(Records from a collection)
⟨
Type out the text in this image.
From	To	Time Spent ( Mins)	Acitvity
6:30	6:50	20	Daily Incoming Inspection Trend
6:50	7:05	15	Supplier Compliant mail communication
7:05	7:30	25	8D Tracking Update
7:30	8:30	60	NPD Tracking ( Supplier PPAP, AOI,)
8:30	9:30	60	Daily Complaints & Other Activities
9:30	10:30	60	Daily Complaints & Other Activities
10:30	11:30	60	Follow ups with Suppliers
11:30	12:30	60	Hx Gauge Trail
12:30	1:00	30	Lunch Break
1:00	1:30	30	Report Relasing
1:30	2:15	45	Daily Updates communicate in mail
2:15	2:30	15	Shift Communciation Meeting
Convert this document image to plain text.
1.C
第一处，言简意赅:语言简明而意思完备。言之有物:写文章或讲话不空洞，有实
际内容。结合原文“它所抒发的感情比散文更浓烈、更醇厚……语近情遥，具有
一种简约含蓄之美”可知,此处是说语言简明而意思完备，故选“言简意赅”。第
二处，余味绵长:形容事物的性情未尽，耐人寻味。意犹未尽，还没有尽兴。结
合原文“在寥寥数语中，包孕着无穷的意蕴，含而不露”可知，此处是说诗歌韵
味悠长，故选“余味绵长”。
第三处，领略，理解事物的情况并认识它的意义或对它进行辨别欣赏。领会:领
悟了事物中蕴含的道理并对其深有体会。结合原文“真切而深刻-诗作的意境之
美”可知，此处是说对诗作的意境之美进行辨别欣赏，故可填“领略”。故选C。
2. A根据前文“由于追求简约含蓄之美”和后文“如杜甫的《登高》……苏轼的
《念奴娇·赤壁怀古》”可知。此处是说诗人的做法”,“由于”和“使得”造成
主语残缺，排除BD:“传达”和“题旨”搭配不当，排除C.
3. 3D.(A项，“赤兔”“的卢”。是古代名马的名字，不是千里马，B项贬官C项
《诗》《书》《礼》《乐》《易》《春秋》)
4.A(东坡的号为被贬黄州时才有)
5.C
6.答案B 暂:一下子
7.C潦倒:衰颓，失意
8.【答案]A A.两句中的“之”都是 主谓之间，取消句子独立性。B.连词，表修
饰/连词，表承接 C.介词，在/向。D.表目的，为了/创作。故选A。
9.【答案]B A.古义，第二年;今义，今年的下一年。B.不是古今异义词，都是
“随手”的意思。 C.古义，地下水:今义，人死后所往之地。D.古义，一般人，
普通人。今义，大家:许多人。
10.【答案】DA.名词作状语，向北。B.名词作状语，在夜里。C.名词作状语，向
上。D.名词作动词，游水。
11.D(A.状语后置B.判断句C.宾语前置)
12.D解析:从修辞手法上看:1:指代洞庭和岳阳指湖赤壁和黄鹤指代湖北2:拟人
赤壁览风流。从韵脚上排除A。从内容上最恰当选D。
⟩
■ Direction
Only the number is needed here: how many lines of the records contain "Tracking"?

■ Answer to the task
2